> [Aim]: Keep only the lines where "which" appears.

> [Data records]:
------------------------------------------------------------

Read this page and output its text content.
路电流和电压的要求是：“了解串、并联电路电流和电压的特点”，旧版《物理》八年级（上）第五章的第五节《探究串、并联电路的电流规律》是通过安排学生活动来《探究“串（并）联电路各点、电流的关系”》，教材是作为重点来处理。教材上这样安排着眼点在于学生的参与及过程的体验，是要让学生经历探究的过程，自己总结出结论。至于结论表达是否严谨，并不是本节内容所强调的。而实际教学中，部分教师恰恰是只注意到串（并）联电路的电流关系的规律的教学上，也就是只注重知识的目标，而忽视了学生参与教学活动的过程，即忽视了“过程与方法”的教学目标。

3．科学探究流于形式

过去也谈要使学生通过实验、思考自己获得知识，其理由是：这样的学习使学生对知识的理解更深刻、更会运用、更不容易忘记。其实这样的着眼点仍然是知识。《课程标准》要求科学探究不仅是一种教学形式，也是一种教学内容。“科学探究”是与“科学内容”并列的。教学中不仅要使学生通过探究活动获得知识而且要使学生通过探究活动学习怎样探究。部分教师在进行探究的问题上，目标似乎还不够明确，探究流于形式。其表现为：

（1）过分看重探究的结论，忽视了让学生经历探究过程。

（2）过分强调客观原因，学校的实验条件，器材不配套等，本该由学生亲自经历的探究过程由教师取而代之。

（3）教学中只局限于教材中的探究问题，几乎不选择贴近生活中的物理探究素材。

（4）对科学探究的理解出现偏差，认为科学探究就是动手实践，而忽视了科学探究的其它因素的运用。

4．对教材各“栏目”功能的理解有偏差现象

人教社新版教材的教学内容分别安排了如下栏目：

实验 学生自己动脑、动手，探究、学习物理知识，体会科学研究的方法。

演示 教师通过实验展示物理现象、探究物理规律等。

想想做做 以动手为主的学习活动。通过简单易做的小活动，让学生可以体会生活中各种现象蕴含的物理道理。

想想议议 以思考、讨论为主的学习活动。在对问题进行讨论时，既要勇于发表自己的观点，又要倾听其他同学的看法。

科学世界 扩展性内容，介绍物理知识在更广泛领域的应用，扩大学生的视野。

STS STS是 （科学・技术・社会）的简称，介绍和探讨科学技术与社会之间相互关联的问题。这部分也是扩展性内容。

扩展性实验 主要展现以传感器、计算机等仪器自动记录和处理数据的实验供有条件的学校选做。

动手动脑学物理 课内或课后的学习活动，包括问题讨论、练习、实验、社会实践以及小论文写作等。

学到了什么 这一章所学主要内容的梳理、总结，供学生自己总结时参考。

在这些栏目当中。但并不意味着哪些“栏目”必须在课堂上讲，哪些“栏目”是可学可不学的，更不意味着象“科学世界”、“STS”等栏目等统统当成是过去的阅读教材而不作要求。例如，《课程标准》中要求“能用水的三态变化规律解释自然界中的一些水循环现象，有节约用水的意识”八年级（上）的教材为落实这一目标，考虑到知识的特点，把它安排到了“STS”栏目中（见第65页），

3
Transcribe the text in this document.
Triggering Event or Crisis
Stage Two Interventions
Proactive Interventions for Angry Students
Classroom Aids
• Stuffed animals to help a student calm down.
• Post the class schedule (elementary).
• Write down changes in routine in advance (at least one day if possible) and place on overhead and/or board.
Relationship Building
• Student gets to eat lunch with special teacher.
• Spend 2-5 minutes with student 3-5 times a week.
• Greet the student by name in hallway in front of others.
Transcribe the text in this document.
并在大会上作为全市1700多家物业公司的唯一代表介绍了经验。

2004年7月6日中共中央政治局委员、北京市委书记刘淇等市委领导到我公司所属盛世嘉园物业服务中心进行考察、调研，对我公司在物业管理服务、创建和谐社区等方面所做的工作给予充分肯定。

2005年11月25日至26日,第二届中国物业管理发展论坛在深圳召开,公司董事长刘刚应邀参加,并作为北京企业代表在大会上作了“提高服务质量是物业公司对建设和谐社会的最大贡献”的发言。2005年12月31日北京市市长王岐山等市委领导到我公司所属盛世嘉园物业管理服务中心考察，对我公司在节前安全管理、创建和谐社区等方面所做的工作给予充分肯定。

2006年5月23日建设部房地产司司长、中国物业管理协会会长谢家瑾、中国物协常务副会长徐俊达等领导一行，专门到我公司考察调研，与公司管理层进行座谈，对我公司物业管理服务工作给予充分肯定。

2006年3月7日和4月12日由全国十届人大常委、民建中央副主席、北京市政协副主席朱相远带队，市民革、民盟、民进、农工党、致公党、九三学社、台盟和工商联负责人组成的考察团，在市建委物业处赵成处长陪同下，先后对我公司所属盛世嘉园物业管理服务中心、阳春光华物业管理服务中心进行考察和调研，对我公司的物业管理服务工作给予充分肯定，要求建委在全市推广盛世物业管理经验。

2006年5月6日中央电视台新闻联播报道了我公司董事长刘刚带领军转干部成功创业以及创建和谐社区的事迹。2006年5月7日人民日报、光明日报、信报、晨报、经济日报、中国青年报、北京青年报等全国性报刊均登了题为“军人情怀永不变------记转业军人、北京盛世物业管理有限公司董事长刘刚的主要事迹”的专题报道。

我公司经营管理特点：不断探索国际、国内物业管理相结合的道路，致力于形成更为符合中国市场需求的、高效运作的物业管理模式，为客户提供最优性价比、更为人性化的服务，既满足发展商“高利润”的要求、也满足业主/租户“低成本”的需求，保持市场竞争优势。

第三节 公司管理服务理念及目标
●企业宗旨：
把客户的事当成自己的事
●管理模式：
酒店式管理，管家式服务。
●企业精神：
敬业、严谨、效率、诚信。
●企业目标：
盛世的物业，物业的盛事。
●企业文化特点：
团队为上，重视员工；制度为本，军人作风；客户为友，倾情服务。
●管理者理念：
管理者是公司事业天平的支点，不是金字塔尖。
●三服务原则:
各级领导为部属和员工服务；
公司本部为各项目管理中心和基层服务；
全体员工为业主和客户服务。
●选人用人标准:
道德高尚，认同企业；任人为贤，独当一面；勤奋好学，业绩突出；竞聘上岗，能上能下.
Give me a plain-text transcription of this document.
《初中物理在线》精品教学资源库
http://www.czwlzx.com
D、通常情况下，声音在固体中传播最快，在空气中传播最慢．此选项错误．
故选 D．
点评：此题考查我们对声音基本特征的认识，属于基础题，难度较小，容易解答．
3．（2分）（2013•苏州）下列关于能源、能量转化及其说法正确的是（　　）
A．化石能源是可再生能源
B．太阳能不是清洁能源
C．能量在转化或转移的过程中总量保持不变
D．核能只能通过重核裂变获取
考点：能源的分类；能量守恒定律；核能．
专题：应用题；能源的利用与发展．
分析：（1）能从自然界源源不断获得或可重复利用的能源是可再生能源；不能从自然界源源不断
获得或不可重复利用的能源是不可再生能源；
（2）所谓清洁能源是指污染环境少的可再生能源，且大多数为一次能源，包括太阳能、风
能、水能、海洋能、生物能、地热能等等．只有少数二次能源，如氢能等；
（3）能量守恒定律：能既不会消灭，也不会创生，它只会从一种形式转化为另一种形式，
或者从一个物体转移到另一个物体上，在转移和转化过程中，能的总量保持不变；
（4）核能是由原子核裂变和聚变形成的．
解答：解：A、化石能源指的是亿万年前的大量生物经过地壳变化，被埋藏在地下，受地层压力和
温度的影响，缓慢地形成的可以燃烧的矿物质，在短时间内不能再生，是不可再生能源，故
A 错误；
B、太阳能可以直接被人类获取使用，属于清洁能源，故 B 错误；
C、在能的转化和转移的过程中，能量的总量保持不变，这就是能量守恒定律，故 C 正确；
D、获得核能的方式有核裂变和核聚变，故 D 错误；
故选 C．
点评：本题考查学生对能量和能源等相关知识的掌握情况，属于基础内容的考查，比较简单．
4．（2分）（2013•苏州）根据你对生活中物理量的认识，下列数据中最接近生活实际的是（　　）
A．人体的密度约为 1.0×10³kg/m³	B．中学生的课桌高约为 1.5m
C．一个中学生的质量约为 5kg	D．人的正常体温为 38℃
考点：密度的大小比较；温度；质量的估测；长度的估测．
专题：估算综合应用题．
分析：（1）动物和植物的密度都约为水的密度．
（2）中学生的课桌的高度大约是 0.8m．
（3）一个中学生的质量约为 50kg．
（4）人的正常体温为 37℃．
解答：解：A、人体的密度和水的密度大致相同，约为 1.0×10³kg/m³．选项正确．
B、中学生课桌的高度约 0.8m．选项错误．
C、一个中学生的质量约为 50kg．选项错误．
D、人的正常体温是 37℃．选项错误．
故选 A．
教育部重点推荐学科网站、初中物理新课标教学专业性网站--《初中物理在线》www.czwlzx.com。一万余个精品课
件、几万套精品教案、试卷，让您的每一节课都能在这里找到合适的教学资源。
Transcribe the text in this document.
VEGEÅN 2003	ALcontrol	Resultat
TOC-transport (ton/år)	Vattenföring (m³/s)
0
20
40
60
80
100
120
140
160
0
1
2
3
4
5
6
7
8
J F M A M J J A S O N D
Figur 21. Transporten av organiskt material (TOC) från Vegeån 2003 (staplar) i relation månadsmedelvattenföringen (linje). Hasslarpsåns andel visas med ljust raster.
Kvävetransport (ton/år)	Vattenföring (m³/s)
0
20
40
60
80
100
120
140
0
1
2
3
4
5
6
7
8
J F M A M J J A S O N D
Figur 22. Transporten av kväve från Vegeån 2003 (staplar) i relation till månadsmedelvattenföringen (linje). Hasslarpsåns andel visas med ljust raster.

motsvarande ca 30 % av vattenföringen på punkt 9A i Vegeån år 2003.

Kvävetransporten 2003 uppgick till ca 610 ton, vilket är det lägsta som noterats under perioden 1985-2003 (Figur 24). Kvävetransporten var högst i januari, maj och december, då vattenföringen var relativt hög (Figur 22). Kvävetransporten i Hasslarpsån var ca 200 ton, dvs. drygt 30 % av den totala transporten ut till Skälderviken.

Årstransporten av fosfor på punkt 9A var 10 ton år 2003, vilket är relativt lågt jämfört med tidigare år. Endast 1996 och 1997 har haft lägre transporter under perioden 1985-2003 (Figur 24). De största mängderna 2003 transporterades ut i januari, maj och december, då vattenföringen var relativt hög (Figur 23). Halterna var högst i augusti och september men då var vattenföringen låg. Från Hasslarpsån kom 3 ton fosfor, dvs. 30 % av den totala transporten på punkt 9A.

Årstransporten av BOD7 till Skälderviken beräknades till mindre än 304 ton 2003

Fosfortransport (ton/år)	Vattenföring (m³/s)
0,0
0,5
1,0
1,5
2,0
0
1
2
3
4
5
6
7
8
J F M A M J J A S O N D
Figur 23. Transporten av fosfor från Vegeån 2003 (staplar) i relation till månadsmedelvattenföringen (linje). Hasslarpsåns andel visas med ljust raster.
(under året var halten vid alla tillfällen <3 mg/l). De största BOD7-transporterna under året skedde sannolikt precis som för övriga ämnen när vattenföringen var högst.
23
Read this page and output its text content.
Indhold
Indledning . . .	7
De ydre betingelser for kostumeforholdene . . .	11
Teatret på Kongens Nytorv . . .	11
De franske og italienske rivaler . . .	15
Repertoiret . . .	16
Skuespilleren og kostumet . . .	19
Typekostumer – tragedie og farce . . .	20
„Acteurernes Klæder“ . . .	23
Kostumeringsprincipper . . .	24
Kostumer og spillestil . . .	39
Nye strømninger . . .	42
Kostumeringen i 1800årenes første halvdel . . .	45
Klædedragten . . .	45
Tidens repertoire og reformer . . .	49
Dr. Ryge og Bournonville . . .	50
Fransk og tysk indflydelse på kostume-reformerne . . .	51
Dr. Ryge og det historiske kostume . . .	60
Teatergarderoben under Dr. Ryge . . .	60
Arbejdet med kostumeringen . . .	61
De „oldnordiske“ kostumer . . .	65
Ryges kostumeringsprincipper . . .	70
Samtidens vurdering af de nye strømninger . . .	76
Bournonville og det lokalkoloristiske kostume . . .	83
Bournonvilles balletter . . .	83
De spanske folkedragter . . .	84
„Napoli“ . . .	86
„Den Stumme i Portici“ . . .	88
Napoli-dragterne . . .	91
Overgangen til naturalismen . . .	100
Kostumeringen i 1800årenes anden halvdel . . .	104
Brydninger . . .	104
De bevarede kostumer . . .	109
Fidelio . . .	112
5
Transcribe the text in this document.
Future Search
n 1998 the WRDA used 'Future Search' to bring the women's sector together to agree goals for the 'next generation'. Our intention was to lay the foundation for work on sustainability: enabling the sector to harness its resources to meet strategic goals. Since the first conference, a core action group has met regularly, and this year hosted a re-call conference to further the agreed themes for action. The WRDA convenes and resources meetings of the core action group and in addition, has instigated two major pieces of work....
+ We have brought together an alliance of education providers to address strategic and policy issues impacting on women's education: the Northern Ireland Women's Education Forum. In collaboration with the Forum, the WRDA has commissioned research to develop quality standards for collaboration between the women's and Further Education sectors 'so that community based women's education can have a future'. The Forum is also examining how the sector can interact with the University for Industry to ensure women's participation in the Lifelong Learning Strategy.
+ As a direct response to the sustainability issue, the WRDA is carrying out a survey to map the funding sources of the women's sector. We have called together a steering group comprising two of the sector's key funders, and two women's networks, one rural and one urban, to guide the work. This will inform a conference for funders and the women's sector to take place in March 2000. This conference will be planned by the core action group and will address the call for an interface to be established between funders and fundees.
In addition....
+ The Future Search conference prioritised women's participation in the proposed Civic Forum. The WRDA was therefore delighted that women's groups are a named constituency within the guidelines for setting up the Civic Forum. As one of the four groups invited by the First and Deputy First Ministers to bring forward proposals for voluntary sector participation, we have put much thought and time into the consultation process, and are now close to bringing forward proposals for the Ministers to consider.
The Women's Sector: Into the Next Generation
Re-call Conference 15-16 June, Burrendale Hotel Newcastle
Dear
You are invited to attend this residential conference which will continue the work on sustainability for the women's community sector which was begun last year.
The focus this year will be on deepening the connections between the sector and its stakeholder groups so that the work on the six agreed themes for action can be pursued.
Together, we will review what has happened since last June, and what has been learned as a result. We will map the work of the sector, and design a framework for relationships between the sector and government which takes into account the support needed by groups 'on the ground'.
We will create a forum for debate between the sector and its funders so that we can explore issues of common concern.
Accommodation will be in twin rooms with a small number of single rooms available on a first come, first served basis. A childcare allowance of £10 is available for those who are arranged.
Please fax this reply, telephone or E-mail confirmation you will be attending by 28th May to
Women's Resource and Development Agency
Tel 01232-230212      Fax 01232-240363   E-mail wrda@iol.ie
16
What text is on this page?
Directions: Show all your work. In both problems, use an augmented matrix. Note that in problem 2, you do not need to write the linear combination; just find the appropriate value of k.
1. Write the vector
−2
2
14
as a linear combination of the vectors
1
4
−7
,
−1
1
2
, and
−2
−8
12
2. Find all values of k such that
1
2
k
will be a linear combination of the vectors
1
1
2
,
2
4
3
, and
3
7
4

------------------------------------------------------------

> [Reply]:
You are invited to attend this residential conference which will continue the work on sustainability for the women's community sector which was begun last year.
Together, we will review what has happened since last June, and what has been learned as a result. We will map the work of the sector, and design a framework for relationships between the sector and government which takes into account the support needed by groups 'on the ground'.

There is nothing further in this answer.